▶ [Data provided]
● ● ● ● ●

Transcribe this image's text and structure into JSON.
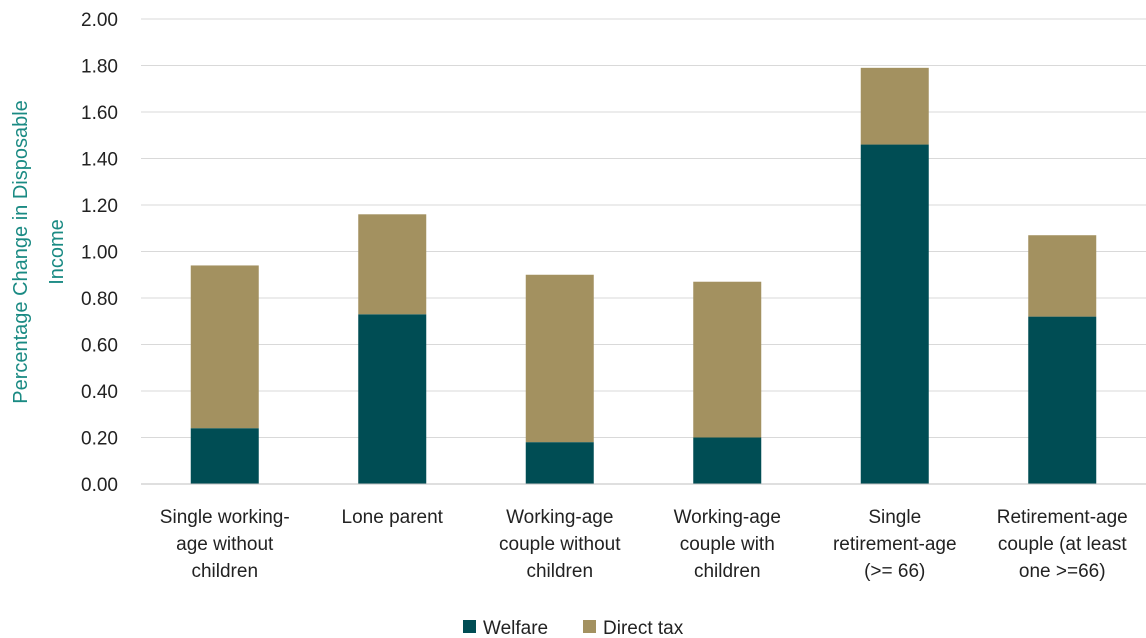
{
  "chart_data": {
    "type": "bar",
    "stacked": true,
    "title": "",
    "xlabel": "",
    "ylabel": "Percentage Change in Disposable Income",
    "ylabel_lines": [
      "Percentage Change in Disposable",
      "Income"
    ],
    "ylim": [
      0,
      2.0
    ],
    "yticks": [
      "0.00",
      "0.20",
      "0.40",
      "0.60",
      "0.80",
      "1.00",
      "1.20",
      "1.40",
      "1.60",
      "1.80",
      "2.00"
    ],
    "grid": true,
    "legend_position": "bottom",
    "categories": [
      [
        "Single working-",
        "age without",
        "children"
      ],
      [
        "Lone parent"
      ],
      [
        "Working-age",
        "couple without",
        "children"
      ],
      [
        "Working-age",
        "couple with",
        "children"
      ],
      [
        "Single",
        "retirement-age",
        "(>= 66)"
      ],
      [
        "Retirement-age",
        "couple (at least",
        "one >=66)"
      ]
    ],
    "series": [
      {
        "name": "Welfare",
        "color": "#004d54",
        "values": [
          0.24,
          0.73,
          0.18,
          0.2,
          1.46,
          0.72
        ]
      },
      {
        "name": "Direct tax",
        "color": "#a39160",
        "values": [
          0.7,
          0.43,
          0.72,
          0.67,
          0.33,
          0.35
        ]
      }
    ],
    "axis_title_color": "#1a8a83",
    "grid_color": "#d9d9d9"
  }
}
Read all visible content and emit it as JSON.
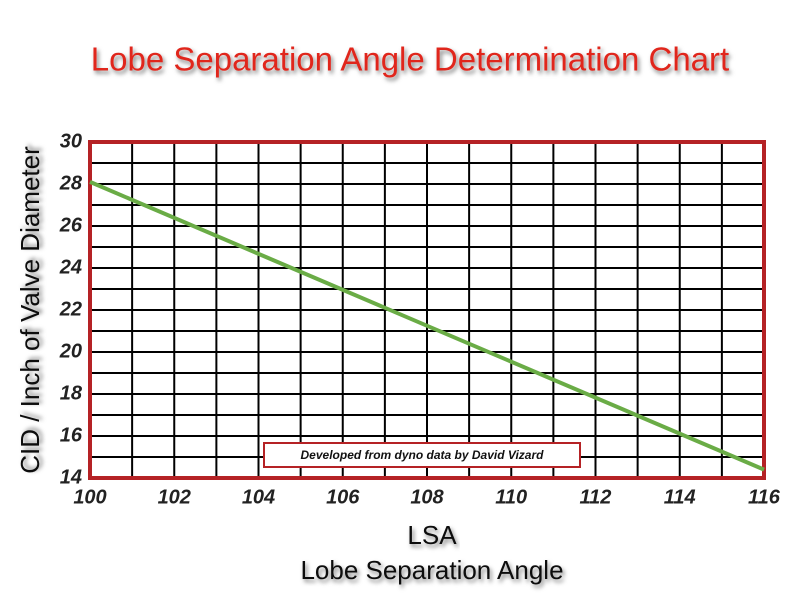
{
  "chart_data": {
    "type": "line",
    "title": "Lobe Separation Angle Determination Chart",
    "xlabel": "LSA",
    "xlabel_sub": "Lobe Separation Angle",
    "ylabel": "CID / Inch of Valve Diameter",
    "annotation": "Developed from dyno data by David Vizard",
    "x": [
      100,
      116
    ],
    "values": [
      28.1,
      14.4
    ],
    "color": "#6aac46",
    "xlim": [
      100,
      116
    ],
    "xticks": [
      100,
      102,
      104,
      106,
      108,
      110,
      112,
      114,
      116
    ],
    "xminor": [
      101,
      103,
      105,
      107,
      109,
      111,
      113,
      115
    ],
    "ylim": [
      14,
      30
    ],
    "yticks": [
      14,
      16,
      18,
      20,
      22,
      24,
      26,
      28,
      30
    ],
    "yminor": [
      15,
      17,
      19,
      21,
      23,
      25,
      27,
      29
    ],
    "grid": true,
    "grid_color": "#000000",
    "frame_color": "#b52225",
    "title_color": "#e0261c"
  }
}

● ● ● ● ●

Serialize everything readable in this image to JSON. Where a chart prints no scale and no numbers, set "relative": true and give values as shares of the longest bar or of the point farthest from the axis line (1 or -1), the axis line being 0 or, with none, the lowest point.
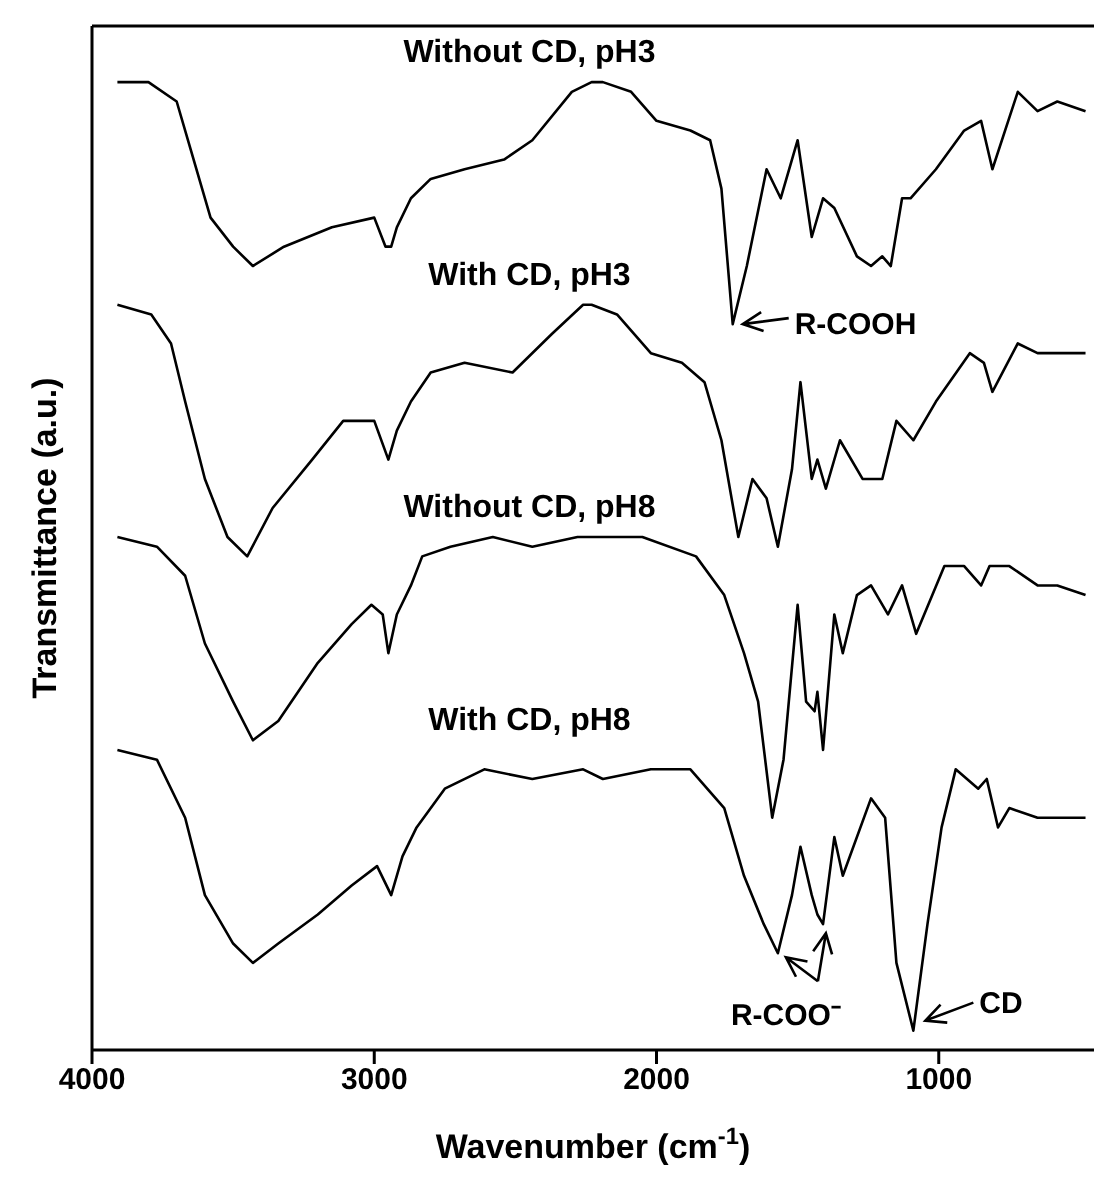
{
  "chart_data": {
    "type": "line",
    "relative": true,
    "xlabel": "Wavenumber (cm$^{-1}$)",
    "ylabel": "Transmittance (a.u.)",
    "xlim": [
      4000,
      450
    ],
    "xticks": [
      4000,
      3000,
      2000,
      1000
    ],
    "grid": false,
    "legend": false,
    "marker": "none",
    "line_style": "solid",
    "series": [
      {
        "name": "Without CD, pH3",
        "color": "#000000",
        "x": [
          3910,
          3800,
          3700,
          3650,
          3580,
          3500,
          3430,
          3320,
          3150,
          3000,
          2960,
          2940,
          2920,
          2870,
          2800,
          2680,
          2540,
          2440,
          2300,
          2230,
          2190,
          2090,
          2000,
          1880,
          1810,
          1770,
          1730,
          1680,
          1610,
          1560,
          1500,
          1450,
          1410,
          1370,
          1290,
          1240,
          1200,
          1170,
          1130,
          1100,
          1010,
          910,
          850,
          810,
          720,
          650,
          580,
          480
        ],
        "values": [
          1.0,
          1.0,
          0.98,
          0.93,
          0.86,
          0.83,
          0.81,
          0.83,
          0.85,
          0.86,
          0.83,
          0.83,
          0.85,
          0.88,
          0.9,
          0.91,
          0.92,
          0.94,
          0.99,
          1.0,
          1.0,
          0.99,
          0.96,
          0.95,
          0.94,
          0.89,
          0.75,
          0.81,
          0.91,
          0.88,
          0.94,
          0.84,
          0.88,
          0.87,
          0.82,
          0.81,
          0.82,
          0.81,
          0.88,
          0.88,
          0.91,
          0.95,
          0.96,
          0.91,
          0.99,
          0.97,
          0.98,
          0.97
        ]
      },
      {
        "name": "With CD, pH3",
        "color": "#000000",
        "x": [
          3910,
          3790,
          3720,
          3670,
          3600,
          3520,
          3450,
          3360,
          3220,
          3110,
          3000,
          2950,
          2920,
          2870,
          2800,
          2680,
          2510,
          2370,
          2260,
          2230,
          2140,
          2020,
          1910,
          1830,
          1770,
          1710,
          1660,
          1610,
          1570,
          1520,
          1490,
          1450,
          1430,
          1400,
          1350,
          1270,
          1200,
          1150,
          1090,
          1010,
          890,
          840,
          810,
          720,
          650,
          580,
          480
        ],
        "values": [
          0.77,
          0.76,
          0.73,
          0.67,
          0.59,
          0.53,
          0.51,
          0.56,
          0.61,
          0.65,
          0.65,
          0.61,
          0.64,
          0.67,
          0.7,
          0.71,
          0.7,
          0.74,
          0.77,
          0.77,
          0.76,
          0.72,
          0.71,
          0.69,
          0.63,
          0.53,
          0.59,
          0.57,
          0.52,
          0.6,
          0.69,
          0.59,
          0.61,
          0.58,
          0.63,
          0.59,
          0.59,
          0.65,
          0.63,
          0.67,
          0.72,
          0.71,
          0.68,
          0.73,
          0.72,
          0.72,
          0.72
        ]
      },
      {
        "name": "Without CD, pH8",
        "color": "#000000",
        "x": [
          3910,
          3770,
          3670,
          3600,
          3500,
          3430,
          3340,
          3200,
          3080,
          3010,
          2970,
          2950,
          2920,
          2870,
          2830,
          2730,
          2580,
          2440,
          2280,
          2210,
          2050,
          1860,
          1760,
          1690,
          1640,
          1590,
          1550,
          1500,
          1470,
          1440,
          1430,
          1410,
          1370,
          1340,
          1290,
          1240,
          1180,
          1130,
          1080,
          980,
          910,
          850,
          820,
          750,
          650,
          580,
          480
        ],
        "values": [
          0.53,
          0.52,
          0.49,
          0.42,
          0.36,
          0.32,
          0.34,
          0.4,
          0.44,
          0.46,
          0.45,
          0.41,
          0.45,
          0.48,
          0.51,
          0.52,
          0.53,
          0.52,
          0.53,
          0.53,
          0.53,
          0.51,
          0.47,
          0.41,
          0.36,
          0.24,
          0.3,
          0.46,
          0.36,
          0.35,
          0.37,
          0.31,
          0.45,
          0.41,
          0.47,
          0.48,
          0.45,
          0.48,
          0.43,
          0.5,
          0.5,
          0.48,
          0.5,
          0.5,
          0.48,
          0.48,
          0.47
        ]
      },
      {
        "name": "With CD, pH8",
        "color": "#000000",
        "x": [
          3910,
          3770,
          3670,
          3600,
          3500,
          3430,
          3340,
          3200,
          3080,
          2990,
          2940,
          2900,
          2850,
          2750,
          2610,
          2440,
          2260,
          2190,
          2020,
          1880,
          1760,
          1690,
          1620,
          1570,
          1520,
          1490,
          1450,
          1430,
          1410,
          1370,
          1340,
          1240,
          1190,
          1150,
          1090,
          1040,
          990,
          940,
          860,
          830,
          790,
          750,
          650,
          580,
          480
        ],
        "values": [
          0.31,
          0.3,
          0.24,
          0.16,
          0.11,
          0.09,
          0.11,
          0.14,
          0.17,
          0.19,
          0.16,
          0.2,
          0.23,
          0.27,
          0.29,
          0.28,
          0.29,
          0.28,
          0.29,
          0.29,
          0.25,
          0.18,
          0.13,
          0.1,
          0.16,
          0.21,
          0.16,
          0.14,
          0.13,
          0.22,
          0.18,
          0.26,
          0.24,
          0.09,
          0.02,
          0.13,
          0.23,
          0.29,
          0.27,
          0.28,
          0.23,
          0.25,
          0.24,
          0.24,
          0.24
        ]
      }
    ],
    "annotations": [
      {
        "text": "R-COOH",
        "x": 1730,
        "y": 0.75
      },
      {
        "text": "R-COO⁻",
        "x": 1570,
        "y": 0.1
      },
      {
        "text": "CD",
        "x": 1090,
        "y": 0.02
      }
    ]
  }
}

● ● ● ● ●

▶ [Task brief] Which lines above contain "text"? Show each of them.

▶ [Task answer]
Transcribe this image's text and structure into JSON.
        "text": "R-COOH",
        "text": "R-COO⁻",
        "text": "CD",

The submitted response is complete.